GIVEN TASK. Can you print the data exactly and leave out each image?

---

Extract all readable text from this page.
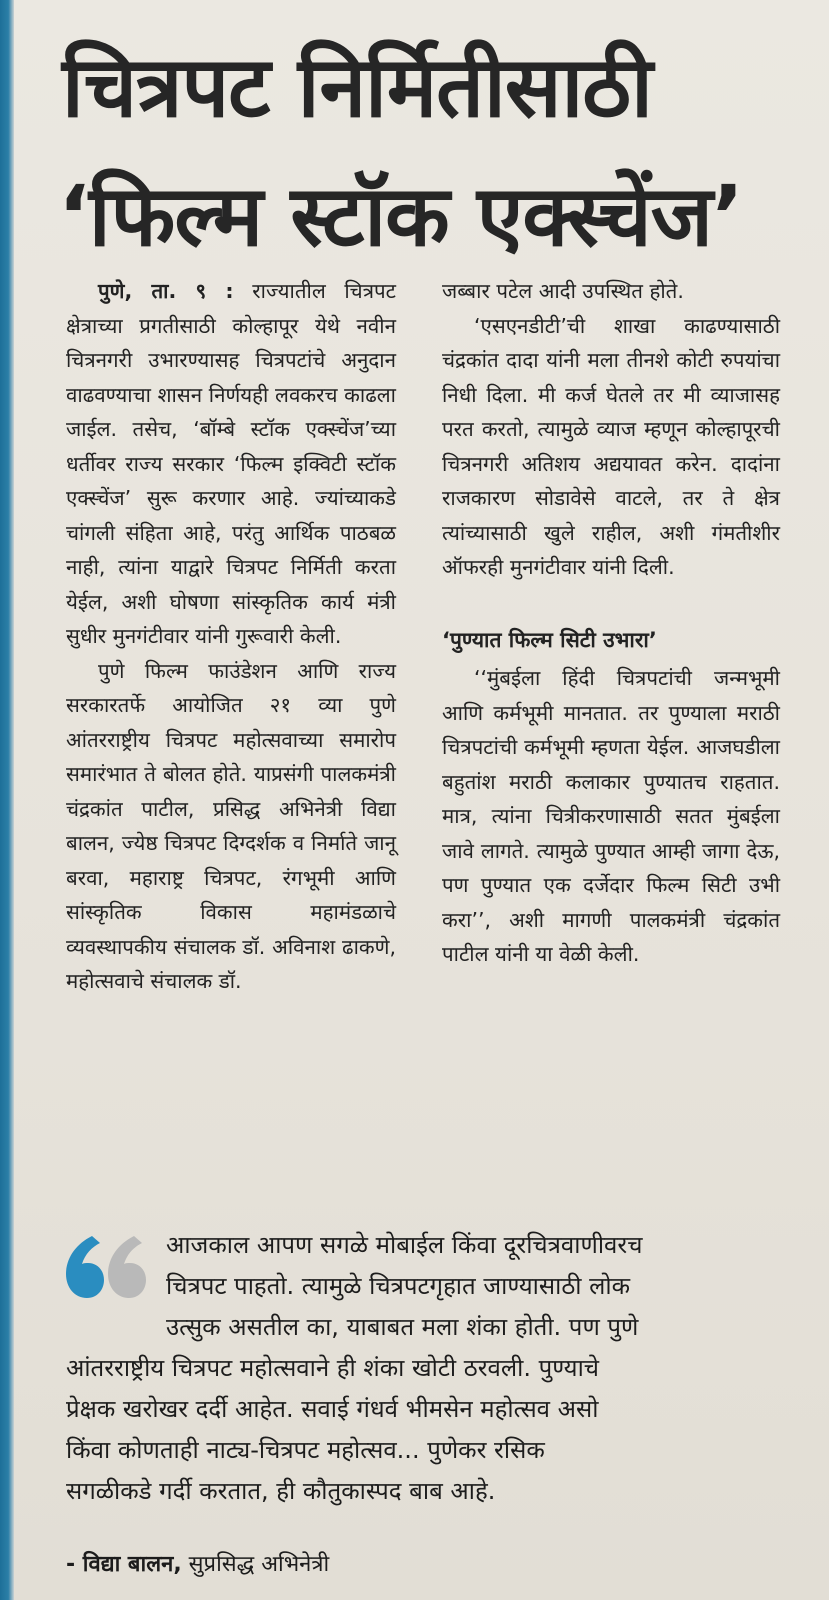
चित्रपट निर्मितीसाठी
‘फिल्म स्टॉक एक्स्चेंज’

पुणे, ता. ९ : राज्यातील चित्रपट क्षेत्राच्या प्रगतीसाठी कोल्हापूर येथे नवीन चित्रनगरी उभारण्यासह चित्रपटांचे अनुदान वाढवण्याचा शासन निर्णयही लवकरच काढला जाईल. तसेच, ‘बॉम्बे स्टॉक एक्स्चेंज’च्या धर्तीवर राज्य सरकार ‘फिल्म इक्विटी स्टॉक एक्स्चेंज’ सुरू करणार आहे. ज्यांच्याकडे चांगली संहिता आहे, परंतु आर्थिक पाठबळ नाही, त्यांना याद्वारे चित्रपट निर्मिती करता येईल, अशी घोषणा सांस्कृतिक कार्य मंत्री सुधीर मुनगंटीवार यांनी गुरूवारी केली.

पुणे फिल्म फाउंडेशन आणि राज्य सरकारतर्फे आयोजित २१ व्या पुणे आंतरराष्ट्रीय चित्रपट महोत्सवाच्या समारोप समारंभात ते बोलत होते. याप्रसंगी पालकमंत्री चंद्रकांत पाटील, प्रसिद्ध अभिनेत्री विद्या बालन, ज्येष्ठ चित्रपट दिग्दर्शक व निर्माते जानू बरवा, महाराष्ट्र चित्रपट, रंगभूमी आणि सांस्कृतिक विकास महामंडळाचे व्यवस्थापकीय संचालक डॉ. अविनाश ढाकणे, महोत्सवाचे संचालक डॉ.

जब्बार पटेल आदी उपस्थित होते.

‘एसएनडीटी’ची शाखा काढण्यासाठी चंद्रकांत दादा यांनी मला तीनशे कोटी रुपयांचा निधी दिला. मी कर्ज घेतले तर मी व्याजासह परत करतो, त्यामुळे व्याज म्हणून कोल्हापूरची चित्रनगरी अतिशय अद्ययावत करेन. दादांना राजकारण सोडावेसे वाटले, तर ते क्षेत्र त्यांच्यासाठी खुले राहील, अशी गंमतीशीर ऑफरही मुनगंटीवार यांनी दिली.

‘पुण्यात फिल्म सिटी उभारा’

‘‘मुंबईला हिंदी चित्रपटांची जन्मभूमी आणि कर्मभूमी मानतात. तर पुण्याला मराठी चित्रपटांची कर्मभूमी म्हणता येईल. आजघडीला बहुतांश मराठी कलाकार पुण्यातच राहतात. मात्र, त्यांना चित्रीकरणासाठी सतत मुंबईला जावे लागते. त्यामुळे पुण्यात आम्ही जागा देऊ, पण पुण्यात एक दर्जेदार फिल्म सिटी उभी करा’’, अशी मागणी पालकमंत्री चंद्रकांत पाटील यांनी या वेळी केली.

आजकाल आपण सगळे मोबाईल किंवा दूरचित्रवाणीवरच

चित्रपट पाहतो. त्यामुळे चित्रपटगृहात जाण्यासाठी लोक

उत्सुक असतील का, याबाबत मला शंका होती. पण पुणे

आंतरराष्ट्रीय चित्रपट महोत्सवाने ही शंका खोटी ठरवली. पुण्याचे

प्रेक्षक खरोखर दर्दी आहेत. सवाई गंधर्व भीमसेन महोत्सव असो

किंवा कोणताही नाट्य-चित्रपट महोत्सव... पुणेकर रसिक

सगळीकडे गर्दी करतात, ही कौतुकास्पद बाब आहे.

- विद्या बालन, सुप्रसिद्ध अभिनेत्री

---

SOLUTION FOR THIS EXERCISE.
Extract all readable text from this page.
चित्रपट निर्मितीसाठी
‘फिल्म स्टॉक एक्स्चेंज’

पुणे, ता. ९ : राज्यातील चित्रपट क्षेत्राच्या प्रगतीसाठी कोल्हापूर येथे नवीन चित्रनगरी उभारण्यासह चित्रपटांचे अनुदान वाढवण्याचा शासन निर्णयही लवकरच काढला जाईल. तसेच, ‘बॉम्बे स्टॉक एक्स्चेंज’च्या धर्तीवर राज्य सरकार ‘फिल्म इक्विटी स्टॉक एक्स्चेंज’ सुरू करणार आहे. ज्यांच्याकडे चांगली संहिता आहे, परंतु आर्थिक पाठबळ नाही, त्यांना याद्वारे चित्रपट निर्मिती करता येईल, अशी घोषणा सांस्कृतिक कार्य मंत्री सुधीर मुनगंटीवार यांनी गुरूवारी केली.

पुणे फिल्म फाउंडेशन आणि राज्य सरकारतर्फे आयोजित २१ व्या पुणे आंतरराष्ट्रीय चित्रपट महोत्सवाच्या समारोप समारंभात ते बोलत होते. याप्रसंगी पालकमंत्री चंद्रकांत पाटील, प्रसिद्ध अभिनेत्री विद्या बालन, ज्येष्ठ चित्रपट दिग्दर्शक व निर्माते जानू बरवा, महाराष्ट्र चित्रपट, रंगभूमी आणि सांस्कृतिक विकास महामंडळाचे व्यवस्थापकीय संचालक डॉ. अविनाश ढाकणे, महोत्सवाचे संचालक डॉ.

जब्बार पटेल आदी उपस्थित होते.

‘एसएनडीटी’ची शाखा काढण्यासाठी चंद्रकांत दादा यांनी मला तीनशे कोटी रुपयांचा निधी दिला. मी कर्ज घेतले तर मी व्याजासह परत करतो, त्यामुळे व्याज म्हणून कोल्हापूरची चित्रनगरी अतिशय अद्ययावत करेन. दादांना राजकारण सोडावेसे वाटले, तर ते क्षेत्र त्यांच्यासाठी खुले राहील, अशी गंमतीशीर ऑफरही मुनगंटीवार यांनी दिली.

‘पुण्यात फिल्म सिटी उभारा’

‘‘मुंबईला हिंदी चित्रपटांची जन्मभूमी आणि कर्मभूमी मानतात. तर पुण्याला मराठी चित्रपटांची कर्मभूमी म्हणता येईल. आजघडीला बहुतांश मराठी कलाकार पुण्यातच राहतात. मात्र, त्यांना चित्रीकरणासाठी सतत मुंबईला जावे लागते. त्यामुळे पुण्यात आम्ही जागा देऊ, पण पुण्यात एक दर्जेदार फिल्म सिटी उभी करा’’, अशी मागणी पालकमंत्री चंद्रकांत पाटील यांनी या वेळी केली.

आजकाल आपण सगळे मोबाईल किंवा दूरचित्रवाणीवरच

चित्रपट पाहतो. त्यामुळे चित्रपटगृहात जाण्यासाठी लोक

उत्सुक असतील का, याबाबत मला शंका होती. पण पुणे

आंतरराष्ट्रीय चित्रपट महोत्सवाने ही शंका खोटी ठरवली. पुण्याचे

प्रेक्षक खरोखर दर्दी आहेत. सवाई गंधर्व भीमसेन महोत्सव असो

किंवा कोणताही नाट्य-चित्रपट महोत्सव... पुणेकर रसिक

सगळीकडे गर्दी करतात, ही कौतुकास्पद बाब आहे.

- विद्या बालन, सुप्रसिद्ध अभिनेत्री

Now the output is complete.